Dataset excerpt
***

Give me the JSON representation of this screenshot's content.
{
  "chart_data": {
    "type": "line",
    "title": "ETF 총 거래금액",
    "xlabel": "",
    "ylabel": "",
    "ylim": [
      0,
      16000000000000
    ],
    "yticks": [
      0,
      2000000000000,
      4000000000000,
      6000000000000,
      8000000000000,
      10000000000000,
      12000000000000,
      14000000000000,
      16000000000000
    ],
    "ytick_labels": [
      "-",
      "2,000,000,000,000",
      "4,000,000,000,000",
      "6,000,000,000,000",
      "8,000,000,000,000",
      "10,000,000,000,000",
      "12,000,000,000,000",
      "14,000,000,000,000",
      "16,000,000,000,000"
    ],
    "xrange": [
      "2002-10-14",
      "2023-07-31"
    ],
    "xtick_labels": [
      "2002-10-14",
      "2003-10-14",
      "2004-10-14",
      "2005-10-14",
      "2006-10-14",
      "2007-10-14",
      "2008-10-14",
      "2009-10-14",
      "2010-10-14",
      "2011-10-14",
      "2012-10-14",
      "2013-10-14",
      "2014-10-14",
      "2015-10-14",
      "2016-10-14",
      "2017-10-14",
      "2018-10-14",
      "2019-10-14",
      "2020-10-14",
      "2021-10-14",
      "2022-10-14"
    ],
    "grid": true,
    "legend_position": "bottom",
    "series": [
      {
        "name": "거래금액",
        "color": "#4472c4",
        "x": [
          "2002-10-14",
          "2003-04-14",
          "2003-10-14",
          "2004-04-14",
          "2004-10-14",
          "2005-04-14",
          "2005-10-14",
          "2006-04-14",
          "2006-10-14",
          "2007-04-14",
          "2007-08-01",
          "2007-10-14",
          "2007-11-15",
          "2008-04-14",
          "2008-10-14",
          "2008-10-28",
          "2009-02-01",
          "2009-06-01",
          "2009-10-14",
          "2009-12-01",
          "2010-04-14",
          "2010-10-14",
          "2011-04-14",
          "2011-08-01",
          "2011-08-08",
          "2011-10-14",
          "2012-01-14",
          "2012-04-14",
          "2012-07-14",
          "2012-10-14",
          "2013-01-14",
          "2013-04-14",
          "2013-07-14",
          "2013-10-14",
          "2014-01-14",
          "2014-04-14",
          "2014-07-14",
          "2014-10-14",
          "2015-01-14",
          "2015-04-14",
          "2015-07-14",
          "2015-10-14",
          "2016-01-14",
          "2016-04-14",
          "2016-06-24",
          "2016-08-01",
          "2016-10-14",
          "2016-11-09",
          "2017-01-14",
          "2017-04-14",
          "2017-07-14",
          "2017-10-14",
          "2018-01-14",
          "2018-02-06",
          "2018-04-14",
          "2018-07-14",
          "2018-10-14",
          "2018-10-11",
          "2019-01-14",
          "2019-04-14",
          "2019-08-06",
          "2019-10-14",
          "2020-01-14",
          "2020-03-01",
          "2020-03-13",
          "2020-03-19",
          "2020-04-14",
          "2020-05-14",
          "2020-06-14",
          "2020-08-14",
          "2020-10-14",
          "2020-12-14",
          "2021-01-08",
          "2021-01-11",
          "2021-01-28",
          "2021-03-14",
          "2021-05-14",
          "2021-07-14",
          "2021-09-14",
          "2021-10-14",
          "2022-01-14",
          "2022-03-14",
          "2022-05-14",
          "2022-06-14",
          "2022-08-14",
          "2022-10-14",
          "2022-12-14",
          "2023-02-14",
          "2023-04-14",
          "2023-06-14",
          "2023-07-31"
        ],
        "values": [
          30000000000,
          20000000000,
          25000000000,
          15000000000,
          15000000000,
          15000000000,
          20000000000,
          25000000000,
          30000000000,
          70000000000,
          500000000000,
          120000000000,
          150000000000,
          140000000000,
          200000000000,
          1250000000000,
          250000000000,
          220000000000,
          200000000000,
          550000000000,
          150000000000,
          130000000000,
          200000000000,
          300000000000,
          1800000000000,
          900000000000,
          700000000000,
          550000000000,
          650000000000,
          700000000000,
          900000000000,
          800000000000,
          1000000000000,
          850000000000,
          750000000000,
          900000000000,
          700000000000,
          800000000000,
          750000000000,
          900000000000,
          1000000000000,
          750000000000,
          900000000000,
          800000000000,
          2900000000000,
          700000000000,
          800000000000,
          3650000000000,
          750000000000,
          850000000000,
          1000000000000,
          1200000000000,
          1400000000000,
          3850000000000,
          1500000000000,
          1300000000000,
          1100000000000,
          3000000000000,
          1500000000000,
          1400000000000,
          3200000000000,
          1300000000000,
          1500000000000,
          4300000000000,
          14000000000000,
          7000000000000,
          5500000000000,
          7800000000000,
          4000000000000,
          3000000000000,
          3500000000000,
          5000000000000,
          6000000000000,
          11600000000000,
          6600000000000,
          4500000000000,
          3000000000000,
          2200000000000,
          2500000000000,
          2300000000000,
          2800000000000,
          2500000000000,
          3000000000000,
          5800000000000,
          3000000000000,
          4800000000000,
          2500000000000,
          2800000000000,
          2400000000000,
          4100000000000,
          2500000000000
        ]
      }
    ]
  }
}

***

Reproduce each entry from the records above, character for character.

- _Correct response_
Give me the JSON representation of this screenshot's content.
{
  "chart_data": {
    "type": "line",
    "title": "ETF 총 거래금액",
    "xlabel": "",
    "ylabel": "",
    "ylim": [
      0,
      16000000000000
    ],
    "yticks": [
      0,
      2000000000000,
      4000000000000,
      6000000000000,
      8000000000000,
      10000000000000,
      12000000000000,
      14000000000000,
      16000000000000
    ],
    "ytick_labels": [
      "-",
      "2,000,000,000,000",
      "4,000,000,000,000",
      "6,000,000,000,000",
      "8,000,000,000,000",
      "10,000,000,000,000",
      "12,000,000,000,000",
      "14,000,000,000,000",
      "16,000,000,000,000"
    ],
    "xrange": [
      "2002-10-14",
      "2023-07-31"
    ],
    "xtick_labels": [
      "2002-10-14",
      "2003-10-14",
      "2004-10-14",
      "2005-10-14",
      "2006-10-14",
      "2007-10-14",
      "2008-10-14",
      "2009-10-14",
      "2010-10-14",
      "2011-10-14",
      "2012-10-14",
      "2013-10-14",
      "2014-10-14",
      "2015-10-14",
      "2016-10-14",
      "2017-10-14",
      "2018-10-14",
      "2019-10-14",
      "2020-10-14",
      "2021-10-14",
      "2022-10-14"
    ],
    "grid": true,
    "legend_position": "bottom",
    "series": [
      {
        "name": "거래금액",
        "color": "#4472c4",
        "x": [
          "2002-10-14",
          "2003-04-14",
          "2003-10-14",
          "2004-04-14",
          "2004-10-14",
          "2005-04-14",
          "2005-10-14",
          "2006-04-14",
          "2006-10-14",
          "2007-04-14",
          "2007-08-01",
          "2007-10-14",
          "2007-11-15",
          "2008-04-14",
          "2008-10-14",
          "2008-10-28",
          "2009-02-01",
          "2009-06-01",
          "2009-10-14",
          "2009-12-01",
          "2010-04-14",
          "2010-10-14",
          "2011-04-14",
          "2011-08-01",
          "2011-08-08",
          "2011-10-14",
          "2012-01-14",
          "2012-04-14",
          "2012-07-14",
          "2012-10-14",
          "2013-01-14",
          "2013-04-14",
          "2013-07-14",
          "2013-10-14",
          "2014-01-14",
          "2014-04-14",
          "2014-07-14",
          "2014-10-14",
          "2015-01-14",
          "2015-04-14",
          "2015-07-14",
          "2015-10-14",
          "2016-01-14",
          "2016-04-14",
          "2016-06-24",
          "2016-08-01",
          "2016-10-14",
          "2016-11-09",
          "2017-01-14",
          "2017-04-14",
          "2017-07-14",
          "2017-10-14",
          "2018-01-14",
          "2018-02-06",
          "2018-04-14",
          "2018-07-14",
          "2018-10-14",
          "2018-10-11",
          "2019-01-14",
          "2019-04-14",
          "2019-08-06",
          "2019-10-14",
          "2020-01-14",
          "2020-03-01",
          "2020-03-13",
          "2020-03-19",
          "2020-04-14",
          "2020-05-14",
          "2020-06-14",
          "2020-08-14",
          "2020-10-14",
          "2020-12-14",
          "2021-01-08",
          "2021-01-11",
          "2021-01-28",
          "2021-03-14",
          "2021-05-14",
          "2021-07-14",
          "2021-09-14",
          "2021-10-14",
          "2022-01-14",
          "2022-03-14",
          "2022-05-14",
          "2022-06-14",
          "2022-08-14",
          "2022-10-14",
          "2022-12-14",
          "2023-02-14",
          "2023-04-14",
          "2023-06-14",
          "2023-07-31"
        ],
        "values": [
          30000000000,
          20000000000,
          25000000000,
          15000000000,
          15000000000,
          15000000000,
          20000000000,
          25000000000,
          30000000000,
          70000000000,
          500000000000,
          120000000000,
          150000000000,
          140000000000,
          200000000000,
          1250000000000,
          250000000000,
          220000000000,
          200000000000,
          550000000000,
          150000000000,
          130000000000,
          200000000000,
          300000000000,
          1800000000000,
          900000000000,
          700000000000,
          550000000000,
          650000000000,
          700000000000,
          900000000000,
          800000000000,
          1000000000000,
          850000000000,
          750000000000,
          900000000000,
          700000000000,
          800000000000,
          750000000000,
          900000000000,
          1000000000000,
          750000000000,
          900000000000,
          800000000000,
          2900000000000,
          700000000000,
          800000000000,
          3650000000000,
          750000000000,
          850000000000,
          1000000000000,
          1200000000000,
          1400000000000,
          3850000000000,
          1500000000000,
          1300000000000,
          1100000000000,
          3000000000000,
          1500000000000,
          1400000000000,
          3200000000000,
          1300000000000,
          1500000000000,
          4300000000000,
          14000000000000,
          7000000000000,
          5500000000000,
          7800000000000,
          4000000000000,
          3000000000000,
          3500000000000,
          5000000000000,
          6000000000000,
          11600000000000,
          6600000000000,
          4500000000000,
          3000000000000,
          2200000000000,
          2500000000000,
          2300000000000,
          2800000000000,
          2500000000000,
          3000000000000,
          5800000000000,
          3000000000000,
          4800000000000,
          2500000000000,
          2800000000000,
          2400000000000,
          4100000000000,
          2500000000000
        ]
      }
    ]
  }
}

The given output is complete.